*INSTRUCTIONS FOR THE TASK*
Every record should be repeated exactly, except that pictures are left out.

*PROVIDED DATA*
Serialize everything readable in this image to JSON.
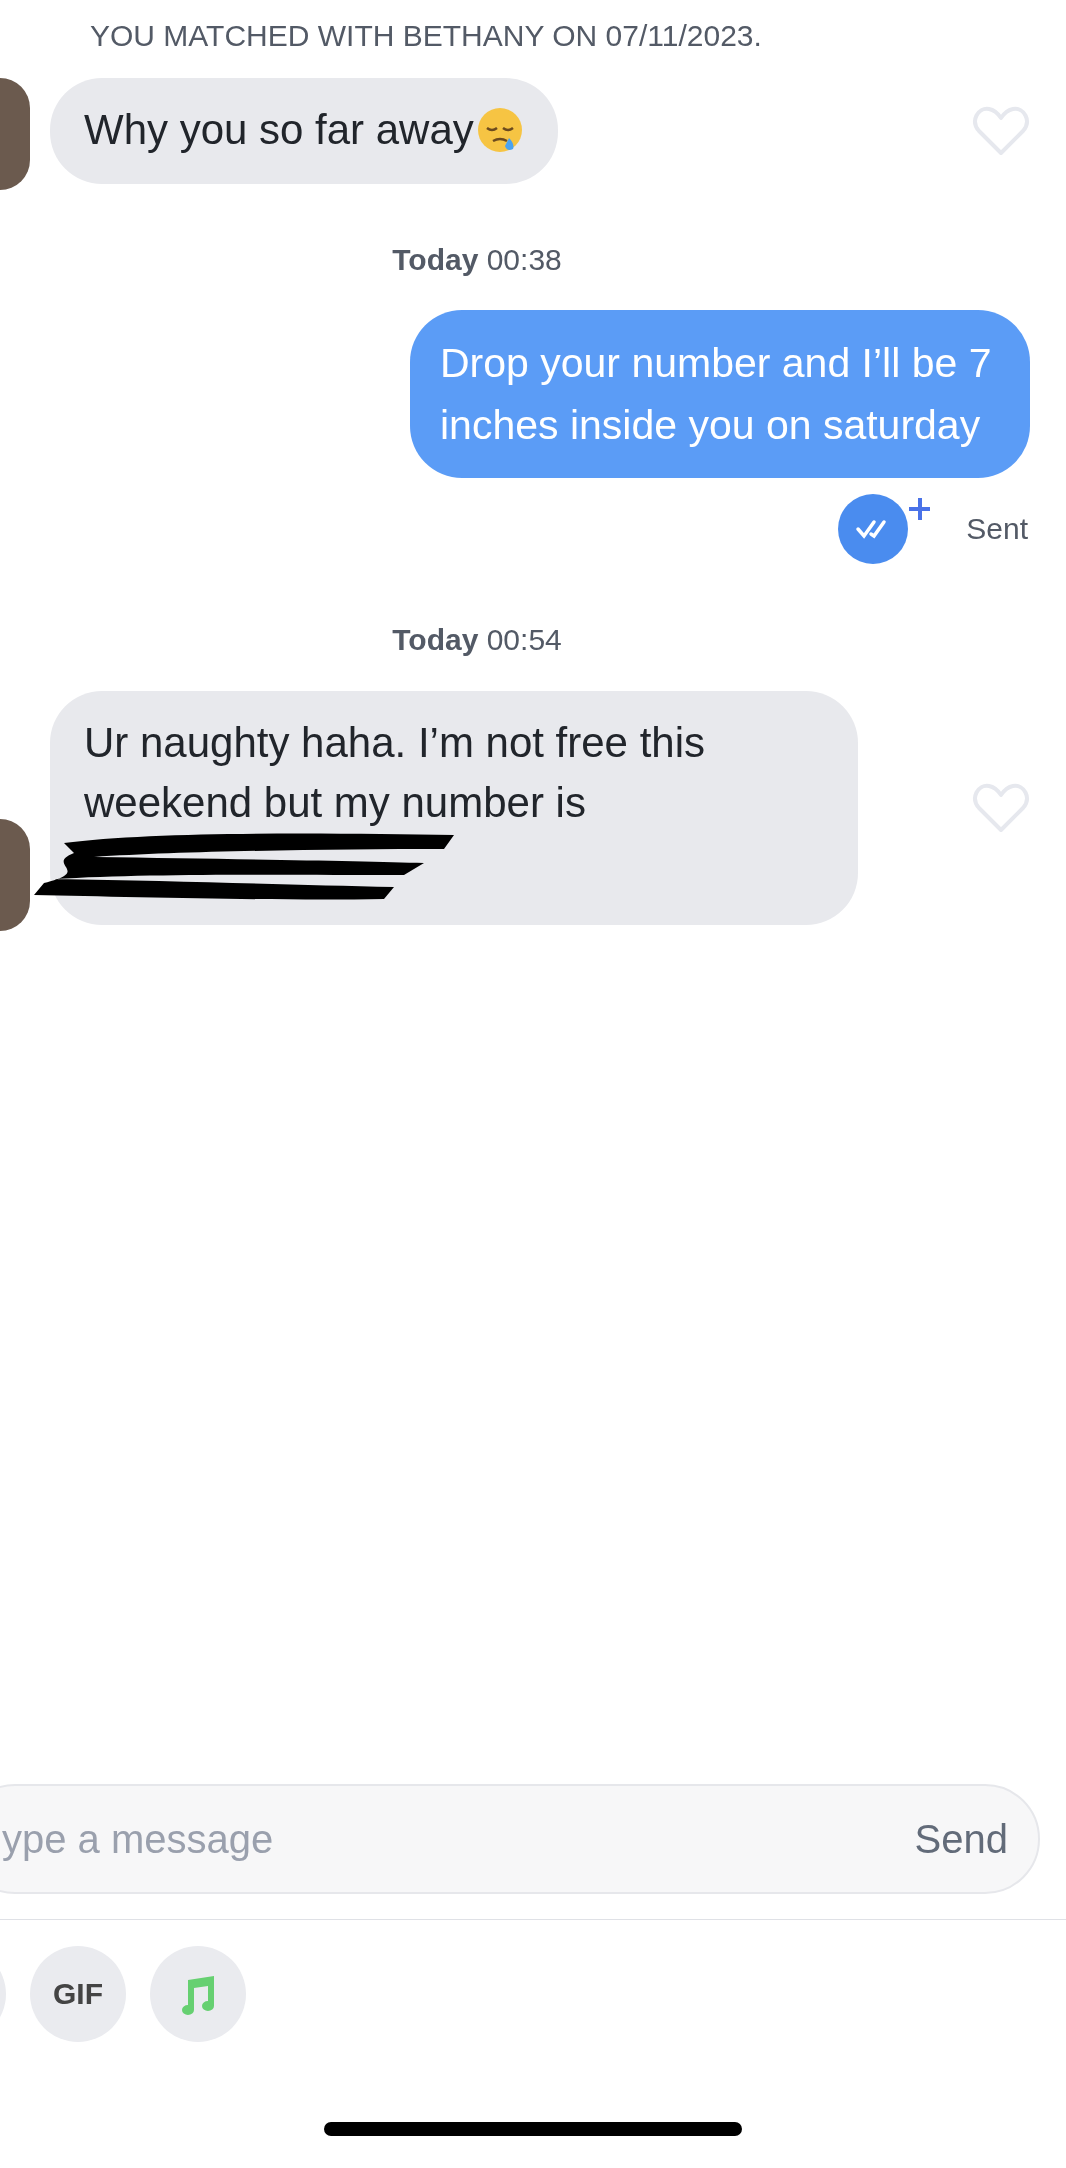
{
  "match_banner": "YOU MATCHED WITH BETHANY ON 07/11/2023.",
  "messages": [
    {
      "kind": "received",
      "text": "Why you so far away",
      "trailing_icon": true,
      "liked": false,
      "redacted": false
    },
    {
      "kind": "timestamp",
      "day": "Today",
      "time": "00:38"
    },
    {
      "kind": "sent",
      "text": "Drop your number and I’ll be 7 inches inside you on saturday",
      "status": "Sent",
      "read": true
    },
    {
      "kind": "timestamp",
      "day": "Today",
      "time": "00:54"
    },
    {
      "kind": "received",
      "text": "Ur naughty haha. I’m not free this weekend but my number is",
      "trailing_icon": false,
      "liked": false,
      "redacted": true
    }
  ],
  "composer": {
    "placeholder": "ype a message",
    "send_label": "Send"
  },
  "tools": [
    {
      "kind": "blank"
    },
    {
      "kind": "gif",
      "label": "GIF"
    },
    {
      "kind": "music"
    }
  ]
}
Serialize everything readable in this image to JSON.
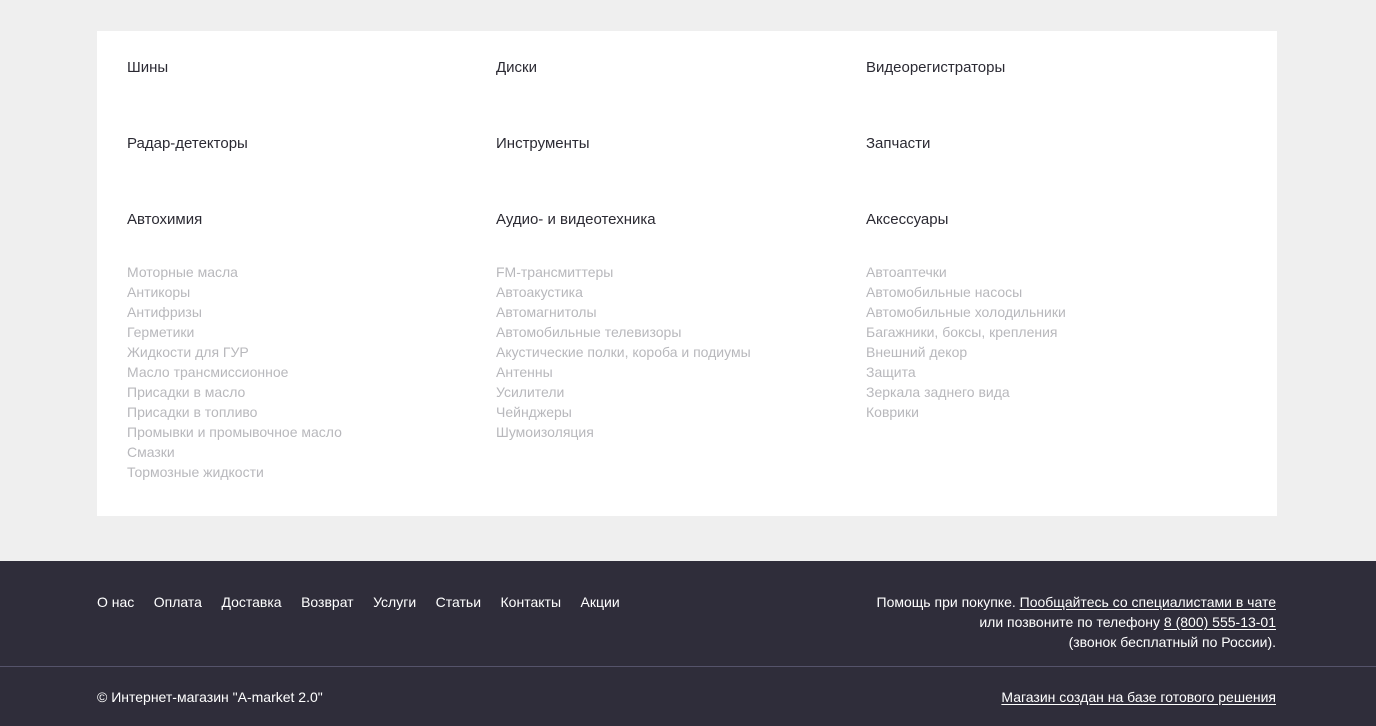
{
  "catalog": {
    "col1": {
      "row1": "Шины",
      "row2": "Радар-детекторы",
      "row3": "Автохимия",
      "items": [
        "Моторные масла",
        "Антикоры",
        "Антифризы",
        "Герметики",
        "Жидкости для ГУР",
        "Масло трансмиссионное",
        "Присадки в масло",
        "Присадки в топливо",
        "Промывки и промывочное масло",
        "Смазки",
        "Тормозные жидкости"
      ]
    },
    "col2": {
      "row1": "Диски",
      "row2": "Инструменты",
      "row3": "Аудио- и видеотехника",
      "items": [
        "FM-трансмиттеры",
        "Автоакустика",
        "Автомагнитолы",
        "Автомобильные телевизоры",
        "Акустические полки, короба и подиумы",
        "Антенны",
        "Усилители",
        "Чейнджеры",
        "Шумоизоляция"
      ]
    },
    "col3": {
      "row1": "Видеорегистраторы",
      "row2": "Запчасти",
      "row3": "Аксессуары",
      "items": [
        "Автоаптечки",
        "Автомобильные насосы",
        "Автомобильные холодильники",
        "Багажники, боксы, крепления",
        "Внешний декор",
        "Защита",
        "Зеркала заднего вида",
        "Коврики"
      ]
    }
  },
  "footer": {
    "nav": [
      "О нас",
      "Оплата",
      "Доставка",
      "Возврат",
      "Услуги",
      "Статьи",
      "Контакты",
      "Акции"
    ],
    "help_prefix": "Помощь при покупке.",
    "chat_link": "Пообщайтесь со специалистами в чате",
    "call_prefix": "или позвоните по телефону",
    "phone": "8 (800) 555-13-01",
    "free_call_note": "(звонок бесплатный по России).",
    "copyright": "© Интернет-магазин \"A-market 2.0\"",
    "built_on": "Магазин создан на базе готового решения"
  },
  "colors": {
    "page_bg": "#efefef",
    "panel_bg": "#ffffff",
    "footer_bg": "#2f2d3a",
    "category_text": "#2b2a33",
    "subcategory_text": "#b8b8bc"
  }
}
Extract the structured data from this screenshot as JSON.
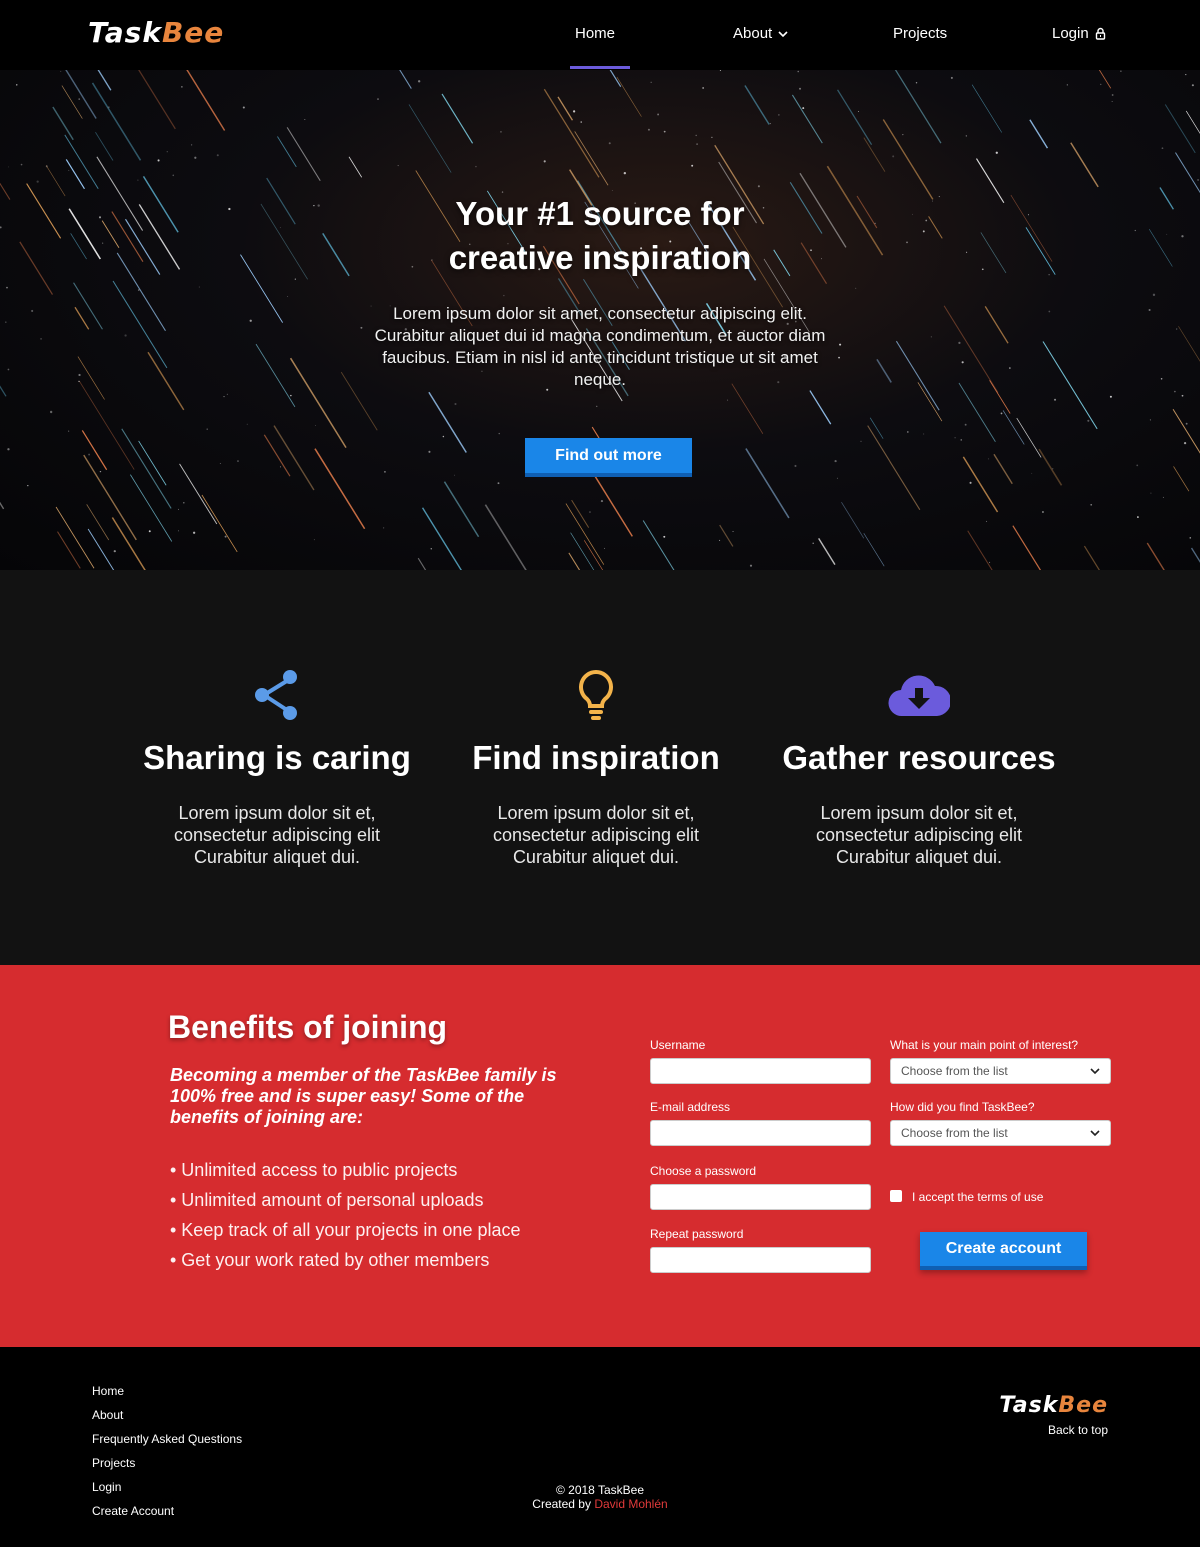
{
  "brand": {
    "part1": "Task",
    "part2": "Bee"
  },
  "nav": {
    "home": "Home",
    "about": "About",
    "projects": "Projects",
    "login": "Login"
  },
  "hero": {
    "title_line1": "Your #1 source for",
    "title_line2": "creative inspiration",
    "text": "Lorem ipsum dolor sit amet, consectetur adipiscing elit. Curabitur aliquet dui id magna condimentum, et auctor diam faucibus. Etiam in nisl id ante tincidunt tristique ut sit amet neque.",
    "button": "Find out more"
  },
  "features": [
    {
      "icon": "share-icon",
      "title": "Sharing is caring",
      "text": "Lorem ipsum dolor sit et, consectetur adipiscing elit Curabitur aliquet dui."
    },
    {
      "icon": "lightbulb-icon",
      "title": "Find inspiration",
      "text": "Lorem ipsum dolor sit et, consectetur adipiscing elit Curabitur aliquet dui."
    },
    {
      "icon": "cloud-download-icon",
      "title": "Gather resources",
      "text": "Lorem ipsum dolor sit et, consectetur adipiscing elit Curabitur aliquet dui."
    }
  ],
  "benefits": {
    "title": "Benefits of joining",
    "intro": "Becoming a member of the TaskBee family is 100% free and is super easy! Some of the benefits of joining are:",
    "items": [
      "• Unlimited access to public projects",
      "• Unlimited amount of personal uploads",
      "• Keep track of all your projects in one place",
      "• Get your work rated by other members"
    ]
  },
  "form": {
    "username_label": "Username",
    "email_label": "E-mail address",
    "password_label": "Choose a password",
    "repeat_label": "Repeat password",
    "interest_label": "What is your main point of interest?",
    "interest_value": "Choose from the list",
    "source_label": "How did you find TaskBee?",
    "source_value": "Choose from the list",
    "terms_label": "I accept the terms of use",
    "submit": "Create account"
  },
  "footer": {
    "links": [
      "Home",
      "About",
      "Frequently Asked Questions",
      "Projects",
      "Login",
      "Create Account"
    ],
    "back_to_top": "Back to top",
    "copyright": "© 2018 TaskBee",
    "created_by": "Created by",
    "author": "David Mohlén"
  },
  "colors": {
    "accent_blue": "#1a86e8",
    "nav_underline": "#6b5bdc",
    "brand_orange": "#e8853d",
    "benefits_red": "#d62c2f",
    "share_icon": "#5b9be8",
    "bulb_icon": "#f3b34a",
    "cloud_icon": "#6b5bdc",
    "author_red": "#e03a3a"
  }
}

*SOLUTION BELOW*
Serialize everything readable in this image to JSON.
{
  "match_banner": "YOU MATCHED WITH BETHANY ON 07/11/2023.",
  "messages": [
    {
      "kind": "received",
      "text": "Why you so far away",
      "trailing_icon": true,
      "liked": false,
      "redacted": false
    },
    {
      "kind": "timestamp",
      "day": "Today",
      "time": "00:38"
    },
    {
      "kind": "sent",
      "text": "Drop your number and I’ll be 7 inches inside you on saturday",
      "status": "Sent",
      "read": true
    },
    {
      "kind": "timestamp",
      "day": "Today",
      "time": "00:54"
    },
    {
      "kind": "received",
      "text": "Ur naughty haha. I’m not free this weekend but my number is",
      "trailing_icon": false,
      "liked": false,
      "redacted": true
    }
  ],
  "composer": {
    "placeholder": "ype a message",
    "send_label": "Send"
  },
  "tools": [
    {
      "kind": "blank"
    },
    {
      "kind": "gif",
      "label": "GIF"
    },
    {
      "kind": "music"
    }
  ]
}
Serialize everything readable in this image to JSON.
{
  "catalog": {
    "col1": {
      "row1": "Шины",
      "row2": "Радар-детекторы",
      "row3": "Автохимия",
      "items": [
        "Моторные масла",
        "Антикоры",
        "Антифризы",
        "Герметики",
        "Жидкости для ГУР",
        "Масло трансмиссионное",
        "Присадки в масло",
        "Присадки в топливо",
        "Промывки и промывочное масло",
        "Смазки",
        "Тормозные жидкости"
      ]
    },
    "col2": {
      "row1": "Диски",
      "row2": "Инструменты",
      "row3": "Аудио- и видеотехника",
      "items": [
        "FM-трансмиттеры",
        "Автоакустика",
        "Автомагнитолы",
        "Автомобильные телевизоры",
        "Акустические полки, короба и подиумы",
        "Антенны",
        "Усилители",
        "Чейнджеры",
        "Шумоизоляция"
      ]
    },
    "col3": {
      "row1": "Видеорегистраторы",
      "row2": "Запчасти",
      "row3": "Аксессуары",
      "items": [
        "Автоаптечки",
        "Автомобильные насосы",
        "Автомобильные холодильники",
        "Багажники, боксы, крепления",
        "Внешний декор",
        "Защита",
        "Зеркала заднего вида",
        "Коврики"
      ]
    }
  },
  "footer": {
    "nav": [
      "О нас",
      "Оплата",
      "Доставка",
      "Возврат",
      "Услуги",
      "Статьи",
      "Контакты",
      "Акции"
    ],
    "help_prefix": "Помощь при покупке.",
    "chat_link": "Пообщайтесь со специалистами в чате",
    "call_prefix": "или позвоните по телефону",
    "phone": "8 (800) 555-13-01",
    "free_call_note": "(звонок бесплатный по России).",
    "copyright": "© Интернет-магазин \"A-market 2.0\"",
    "built_on": "Магазин создан на базе готового решения"
  },
  "colors": {
    "page_bg": "#efefef",
    "panel_bg": "#ffffff",
    "footer_bg": "#2f2d3a",
    "category_text": "#2b2a33",
    "subcategory_text": "#b8b8bc"
  }
}
Extract the structured data from this screenshot as JSON.
{
  "brand": {
    "part1": "Task",
    "part2": "Bee"
  },
  "nav": {
    "home": "Home",
    "about": "About",
    "projects": "Projects",
    "login": "Login"
  },
  "hero": {
    "title_line1": "Your #1 source for",
    "title_line2": "creative inspiration",
    "text": "Lorem ipsum dolor sit amet, consectetur adipiscing elit. Curabitur aliquet dui id magna condimentum, et auctor diam faucibus. Etiam in nisl id ante tincidunt tristique ut sit amet neque.",
    "button": "Find out more"
  },
  "features": [
    {
      "icon": "share-icon",
      "title": "Sharing is caring",
      "text": "Lorem ipsum dolor sit et, consectetur adipiscing elit Curabitur aliquet dui."
    },
    {
      "icon": "lightbulb-icon",
      "title": "Find inspiration",
      "text": "Lorem ipsum dolor sit et, consectetur adipiscing elit Curabitur aliquet dui."
    },
    {
      "icon": "cloud-download-icon",
      "title": "Gather resources",
      "text": "Lorem ipsum dolor sit et, consectetur adipiscing elit Curabitur aliquet dui."
    }
  ],
  "benefits": {
    "title": "Benefits of joining",
    "intro": "Becoming a member of the TaskBee family is 100% free and is super easy! Some of the benefits of joining are:",
    "items": [
      "• Unlimited access to public projects",
      "• Unlimited amount of personal uploads",
      "• Keep track of all your projects in one place",
      "• Get your work rated by other members"
    ]
  },
  "form": {
    "username_label": "Username",
    "email_label": "E-mail address",
    "password_label": "Choose a password",
    "repeat_label": "Repeat password",
    "interest_label": "What is your main point of interest?",
    "interest_value": "Choose from the list",
    "source_label": "How did you find TaskBee?",
    "source_value": "Choose from the list",
    "terms_label": "I accept the terms of use",
    "submit": "Create account"
  },
  "footer": {
    "links": [
      "Home",
      "About",
      "Frequently Asked Questions",
      "Projects",
      "Login",
      "Create Account"
    ],
    "back_to_top": "Back to top",
    "copyright": "© 2018 TaskBee",
    "created_by": "Created by",
    "author": "David Mohlén"
  },
  "colors": {
    "accent_blue": "#1a86e8",
    "nav_underline": "#6b5bdc",
    "brand_orange": "#e8853d",
    "benefits_red": "#d62c2f",
    "share_icon": "#5b9be8",
    "bulb_icon": "#f3b34a",
    "cloud_icon": "#6b5bdc",
    "author_red": "#e03a3a"
  }
}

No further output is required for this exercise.